# WORK TO DO
Single out the lines that include the word "JSON". Copy them.

-=-=-=-=-

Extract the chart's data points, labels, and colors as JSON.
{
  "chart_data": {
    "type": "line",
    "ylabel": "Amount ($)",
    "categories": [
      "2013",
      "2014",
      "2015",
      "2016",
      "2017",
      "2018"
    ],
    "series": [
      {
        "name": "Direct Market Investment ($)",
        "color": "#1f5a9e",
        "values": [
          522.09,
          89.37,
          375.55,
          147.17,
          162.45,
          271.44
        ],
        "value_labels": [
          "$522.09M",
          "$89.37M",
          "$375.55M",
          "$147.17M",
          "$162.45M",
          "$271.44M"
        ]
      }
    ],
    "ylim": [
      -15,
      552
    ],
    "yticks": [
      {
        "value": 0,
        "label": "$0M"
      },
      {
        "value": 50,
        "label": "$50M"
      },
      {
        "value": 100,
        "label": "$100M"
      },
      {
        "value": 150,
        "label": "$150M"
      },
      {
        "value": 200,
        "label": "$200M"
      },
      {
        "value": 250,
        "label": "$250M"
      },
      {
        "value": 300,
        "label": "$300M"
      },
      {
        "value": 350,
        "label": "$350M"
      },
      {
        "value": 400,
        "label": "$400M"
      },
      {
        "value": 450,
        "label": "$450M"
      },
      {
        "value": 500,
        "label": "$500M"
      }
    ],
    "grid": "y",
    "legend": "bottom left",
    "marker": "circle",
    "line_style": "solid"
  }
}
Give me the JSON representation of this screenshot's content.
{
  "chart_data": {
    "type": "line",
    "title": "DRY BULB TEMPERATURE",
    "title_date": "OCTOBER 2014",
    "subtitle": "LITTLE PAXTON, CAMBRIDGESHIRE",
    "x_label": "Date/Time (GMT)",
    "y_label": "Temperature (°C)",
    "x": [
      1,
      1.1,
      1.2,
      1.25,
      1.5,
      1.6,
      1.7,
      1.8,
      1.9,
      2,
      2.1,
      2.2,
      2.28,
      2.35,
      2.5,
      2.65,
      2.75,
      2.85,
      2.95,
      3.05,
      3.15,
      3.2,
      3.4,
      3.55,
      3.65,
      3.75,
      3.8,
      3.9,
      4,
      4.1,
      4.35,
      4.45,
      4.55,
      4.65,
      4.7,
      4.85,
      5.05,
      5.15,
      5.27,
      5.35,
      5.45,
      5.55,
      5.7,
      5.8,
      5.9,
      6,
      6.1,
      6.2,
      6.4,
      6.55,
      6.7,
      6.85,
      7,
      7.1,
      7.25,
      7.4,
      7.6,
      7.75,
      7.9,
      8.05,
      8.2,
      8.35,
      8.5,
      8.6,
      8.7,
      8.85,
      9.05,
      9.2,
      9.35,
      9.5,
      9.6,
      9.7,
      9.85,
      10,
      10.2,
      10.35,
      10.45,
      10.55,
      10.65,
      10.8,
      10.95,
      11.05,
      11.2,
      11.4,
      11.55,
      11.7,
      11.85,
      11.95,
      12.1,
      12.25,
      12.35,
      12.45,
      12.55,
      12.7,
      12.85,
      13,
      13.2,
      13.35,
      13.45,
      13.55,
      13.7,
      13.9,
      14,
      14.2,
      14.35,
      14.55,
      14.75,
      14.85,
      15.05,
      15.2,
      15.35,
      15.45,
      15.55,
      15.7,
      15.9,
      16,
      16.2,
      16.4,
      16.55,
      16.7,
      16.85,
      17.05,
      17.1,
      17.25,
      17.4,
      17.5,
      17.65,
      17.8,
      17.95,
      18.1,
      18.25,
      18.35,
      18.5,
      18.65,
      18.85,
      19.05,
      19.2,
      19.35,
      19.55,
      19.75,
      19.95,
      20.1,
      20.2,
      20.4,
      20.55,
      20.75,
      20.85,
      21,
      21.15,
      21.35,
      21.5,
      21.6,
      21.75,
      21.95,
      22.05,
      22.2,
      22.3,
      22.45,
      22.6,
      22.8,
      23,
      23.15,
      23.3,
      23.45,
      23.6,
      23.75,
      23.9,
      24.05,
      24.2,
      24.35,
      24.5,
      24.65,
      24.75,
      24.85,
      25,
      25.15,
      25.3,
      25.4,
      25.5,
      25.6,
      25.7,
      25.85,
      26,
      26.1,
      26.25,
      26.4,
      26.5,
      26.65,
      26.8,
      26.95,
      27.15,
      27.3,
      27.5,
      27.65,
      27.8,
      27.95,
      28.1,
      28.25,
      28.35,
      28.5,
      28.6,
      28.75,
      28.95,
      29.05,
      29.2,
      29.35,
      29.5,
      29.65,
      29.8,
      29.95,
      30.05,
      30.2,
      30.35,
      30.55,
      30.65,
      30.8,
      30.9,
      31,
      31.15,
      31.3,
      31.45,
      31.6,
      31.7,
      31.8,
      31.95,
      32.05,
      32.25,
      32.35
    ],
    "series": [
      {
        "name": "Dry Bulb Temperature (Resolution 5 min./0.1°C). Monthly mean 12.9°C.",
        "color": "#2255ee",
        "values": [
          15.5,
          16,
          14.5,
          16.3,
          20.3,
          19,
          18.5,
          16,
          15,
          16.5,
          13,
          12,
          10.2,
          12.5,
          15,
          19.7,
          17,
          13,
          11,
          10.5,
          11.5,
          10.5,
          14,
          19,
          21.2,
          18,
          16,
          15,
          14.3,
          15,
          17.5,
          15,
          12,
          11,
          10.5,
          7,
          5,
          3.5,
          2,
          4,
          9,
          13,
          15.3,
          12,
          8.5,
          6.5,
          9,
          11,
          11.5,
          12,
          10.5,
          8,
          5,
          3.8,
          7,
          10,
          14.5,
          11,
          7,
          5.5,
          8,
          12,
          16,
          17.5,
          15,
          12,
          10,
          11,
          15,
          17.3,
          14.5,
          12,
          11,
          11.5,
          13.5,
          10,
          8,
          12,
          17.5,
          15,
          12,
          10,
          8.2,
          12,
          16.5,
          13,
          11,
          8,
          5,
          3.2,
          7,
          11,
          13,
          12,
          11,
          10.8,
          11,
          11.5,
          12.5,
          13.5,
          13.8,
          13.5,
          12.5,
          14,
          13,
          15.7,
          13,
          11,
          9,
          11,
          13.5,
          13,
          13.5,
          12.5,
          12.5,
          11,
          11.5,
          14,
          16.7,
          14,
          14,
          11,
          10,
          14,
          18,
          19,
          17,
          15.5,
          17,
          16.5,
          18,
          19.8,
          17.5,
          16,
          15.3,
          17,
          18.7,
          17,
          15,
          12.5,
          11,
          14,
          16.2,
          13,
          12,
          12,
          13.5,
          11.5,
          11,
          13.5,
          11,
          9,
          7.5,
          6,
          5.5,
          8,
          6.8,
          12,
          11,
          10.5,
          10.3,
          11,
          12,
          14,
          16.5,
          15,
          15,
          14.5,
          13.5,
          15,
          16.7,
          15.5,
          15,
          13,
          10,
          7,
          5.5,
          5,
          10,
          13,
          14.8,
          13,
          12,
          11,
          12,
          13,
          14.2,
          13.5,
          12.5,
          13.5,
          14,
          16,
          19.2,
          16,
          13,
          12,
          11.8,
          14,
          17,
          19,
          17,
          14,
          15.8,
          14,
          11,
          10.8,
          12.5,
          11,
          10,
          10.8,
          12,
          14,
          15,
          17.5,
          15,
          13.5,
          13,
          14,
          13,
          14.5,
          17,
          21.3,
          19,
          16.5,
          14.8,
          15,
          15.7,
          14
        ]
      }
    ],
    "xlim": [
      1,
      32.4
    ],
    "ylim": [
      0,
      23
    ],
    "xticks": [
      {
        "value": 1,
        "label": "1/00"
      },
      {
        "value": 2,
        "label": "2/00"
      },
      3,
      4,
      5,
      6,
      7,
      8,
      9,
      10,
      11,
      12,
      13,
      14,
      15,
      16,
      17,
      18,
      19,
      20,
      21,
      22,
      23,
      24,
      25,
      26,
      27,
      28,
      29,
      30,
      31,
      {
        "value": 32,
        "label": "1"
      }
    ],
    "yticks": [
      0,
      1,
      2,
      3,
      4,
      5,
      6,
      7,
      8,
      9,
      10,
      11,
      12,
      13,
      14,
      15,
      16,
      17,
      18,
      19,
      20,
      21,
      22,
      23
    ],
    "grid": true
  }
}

-=-=-=-=-

# ANSWER FOR THIS EXERCISE
Extract the chart's data points, labels, and colors as JSON.
Give me the JSON representation of this screenshot's content.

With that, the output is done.